* **TASK GOAL**
Say how many lines contain the word "wants". Only the number should be given.

* **ENTRIES SHOWN**
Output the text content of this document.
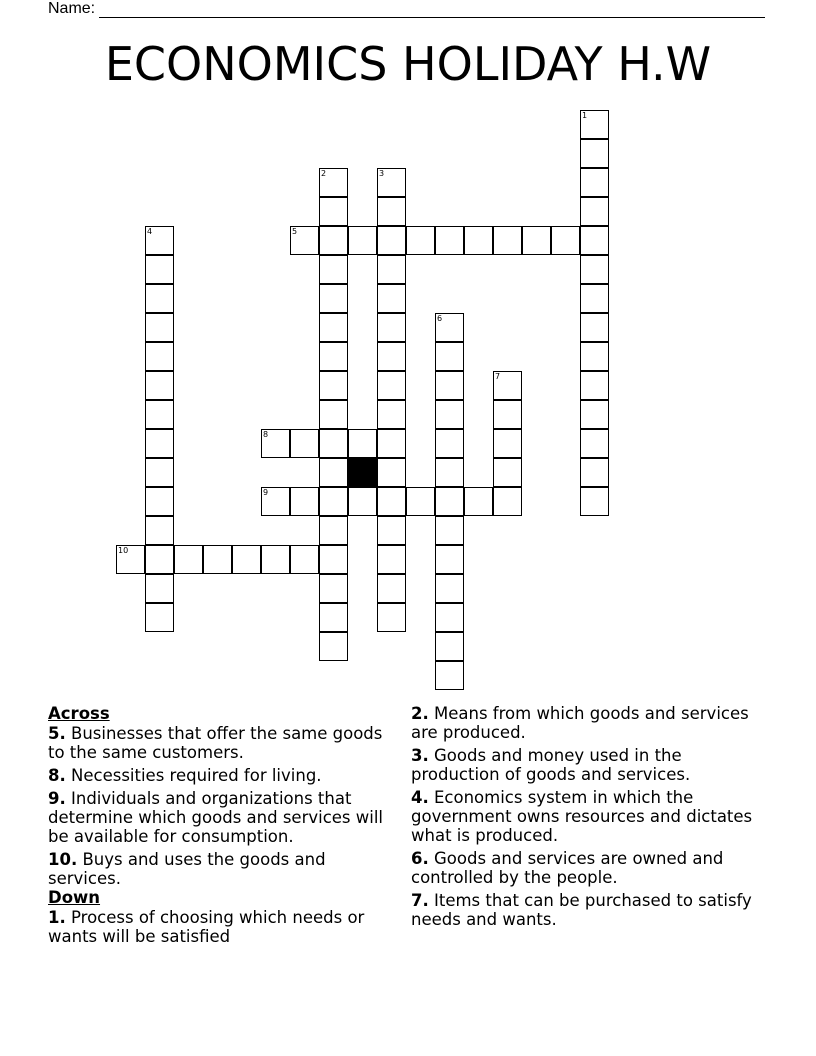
Name:
ECONOMICS HOLIDAY H.W
1
2	3
4	5
6
7
8
9
10
Across
5. Businesses that offer the same goods to the same customers.
8. Necessities required for living.
9. Individuals and organizations that determine which goods and services will be available for consumption.
10. Buys and uses the goods and services.
Down
1. Process of choosing which needs or wants will be satisfied
2. Means from which goods and services are produced.
3. Goods and money used in the production of goods and services.
4. Economics system in which the government owns resources and dictates what is produced.
6. Goods and services are owned and controlled by the people.
7. Items that can be purchased to satisfy needs and wants.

* **EXERCISE ANSWER**
2